##### Listed entries

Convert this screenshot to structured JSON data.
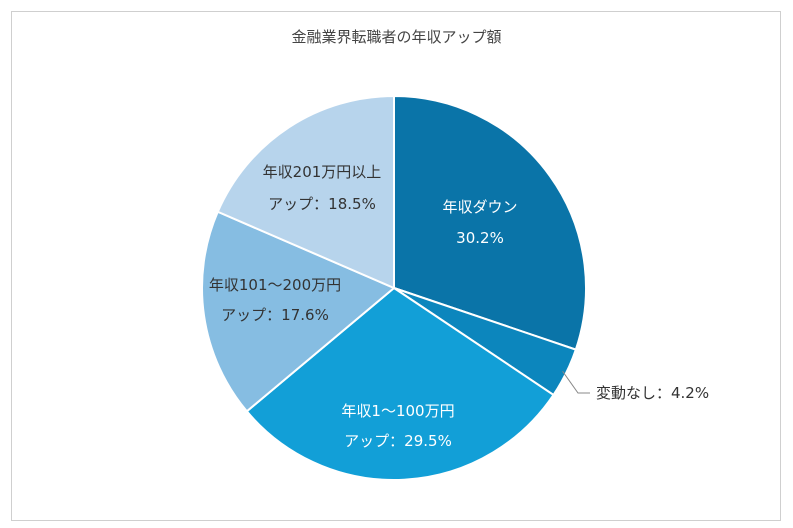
{
  "chart_data": {
    "type": "pie",
    "title": "金融業界転職者の年収アップ額",
    "slices": [
      {
        "label_line1": "年収ダウン",
        "label_line2": "30.2%",
        "value": 30.2,
        "color": "#0a74a8",
        "text_color": "#ffffff"
      },
      {
        "label_line1": "変動なし：4.2%",
        "label_line2": "",
        "value": 4.2,
        "color": "#0c86bd",
        "text_color": "#333333"
      },
      {
        "label_line1": "年収1～100万円",
        "label_line2": "アップ：29.5%",
        "value": 29.5,
        "color": "#129fd7",
        "text_color": "#ffffff"
      },
      {
        "label_line1": "年収101～200万円",
        "label_line2": "アップ：17.6%",
        "value": 17.6,
        "color": "#86bde2",
        "text_color": "#333333"
      },
      {
        "label_line1": "年収201万円以上",
        "label_line2": "アップ：18.5%",
        "value": 18.5,
        "color": "#b7d4ec",
        "text_color": "#333333"
      }
    ]
  }
}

##########

Extract the full listing above verbatim; pictures are to be left out of the copy.

Convert this screenshot to structured JSON data.
{
  "chart_data": {
    "type": "pie",
    "title": "金融業界転職者の年収アップ額",
    "slices": [
      {
        "label_line1": "年収ダウン",
        "label_line2": "30.2%",
        "value": 30.2,
        "color": "#0a74a8",
        "text_color": "#ffffff"
      },
      {
        "label_line1": "変動なし：4.2%",
        "label_line2": "",
        "value": 4.2,
        "color": "#0c86bd",
        "text_color": "#333333"
      },
      {
        "label_line1": "年収1～100万円",
        "label_line2": "アップ：29.5%",
        "value": 29.5,
        "color": "#129fd7",
        "text_color": "#ffffff"
      },
      {
        "label_line1": "年収101～200万円",
        "label_line2": "アップ：17.6%",
        "value": 17.6,
        "color": "#86bde2",
        "text_color": "#333333"
      },
      {
        "label_line1": "年収201万円以上",
        "label_line2": "アップ：18.5%",
        "value": 18.5,
        "color": "#b7d4ec",
        "text_color": "#333333"
      }
    ]
  }
}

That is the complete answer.